*** Dataset excerpts ***

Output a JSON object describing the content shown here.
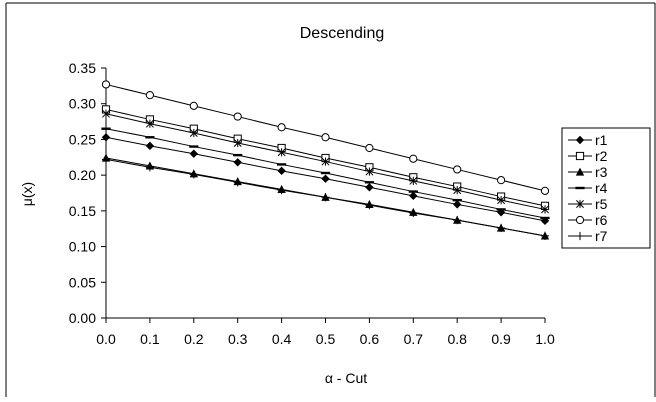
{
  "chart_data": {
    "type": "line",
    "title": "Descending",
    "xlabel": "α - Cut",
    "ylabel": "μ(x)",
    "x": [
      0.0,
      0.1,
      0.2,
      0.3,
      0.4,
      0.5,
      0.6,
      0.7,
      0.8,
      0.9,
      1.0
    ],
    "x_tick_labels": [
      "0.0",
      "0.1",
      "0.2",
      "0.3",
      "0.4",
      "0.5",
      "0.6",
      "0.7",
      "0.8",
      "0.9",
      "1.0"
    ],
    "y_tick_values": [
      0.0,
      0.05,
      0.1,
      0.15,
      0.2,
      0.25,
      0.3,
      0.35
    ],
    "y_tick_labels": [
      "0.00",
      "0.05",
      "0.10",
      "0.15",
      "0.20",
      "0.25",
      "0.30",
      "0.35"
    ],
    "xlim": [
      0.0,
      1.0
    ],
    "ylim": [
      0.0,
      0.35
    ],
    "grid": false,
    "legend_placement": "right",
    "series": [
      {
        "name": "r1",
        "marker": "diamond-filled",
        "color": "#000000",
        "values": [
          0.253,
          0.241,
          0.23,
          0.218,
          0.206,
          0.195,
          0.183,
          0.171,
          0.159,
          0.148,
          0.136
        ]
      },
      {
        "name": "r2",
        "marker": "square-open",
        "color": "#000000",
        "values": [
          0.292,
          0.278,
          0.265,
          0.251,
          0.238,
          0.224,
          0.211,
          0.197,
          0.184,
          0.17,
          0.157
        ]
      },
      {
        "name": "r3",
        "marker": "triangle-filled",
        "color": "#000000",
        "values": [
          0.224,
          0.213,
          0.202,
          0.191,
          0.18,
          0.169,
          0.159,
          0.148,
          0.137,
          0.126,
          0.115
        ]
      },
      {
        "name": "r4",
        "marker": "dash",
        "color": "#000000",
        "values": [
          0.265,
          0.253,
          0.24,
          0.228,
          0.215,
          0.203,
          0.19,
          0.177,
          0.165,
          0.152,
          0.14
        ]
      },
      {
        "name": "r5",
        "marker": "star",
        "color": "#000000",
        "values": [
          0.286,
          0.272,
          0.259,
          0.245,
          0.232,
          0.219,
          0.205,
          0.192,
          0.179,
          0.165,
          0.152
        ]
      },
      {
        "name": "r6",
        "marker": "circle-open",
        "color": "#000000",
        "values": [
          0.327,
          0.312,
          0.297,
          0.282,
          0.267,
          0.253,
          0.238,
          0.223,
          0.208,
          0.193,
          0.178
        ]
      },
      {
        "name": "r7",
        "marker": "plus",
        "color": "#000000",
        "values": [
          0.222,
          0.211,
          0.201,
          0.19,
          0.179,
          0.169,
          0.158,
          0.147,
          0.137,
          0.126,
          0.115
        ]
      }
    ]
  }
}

***

Pull out the lines above in which the word "marker" appears.

> [Written answer]
        "marker": "diamond-filled",
        "marker": "square-open",
        "marker": "triangle-filled",
        "marker": "dash",
        "marker": "star",
        "marker": "circle-open",
        "marker": "plus",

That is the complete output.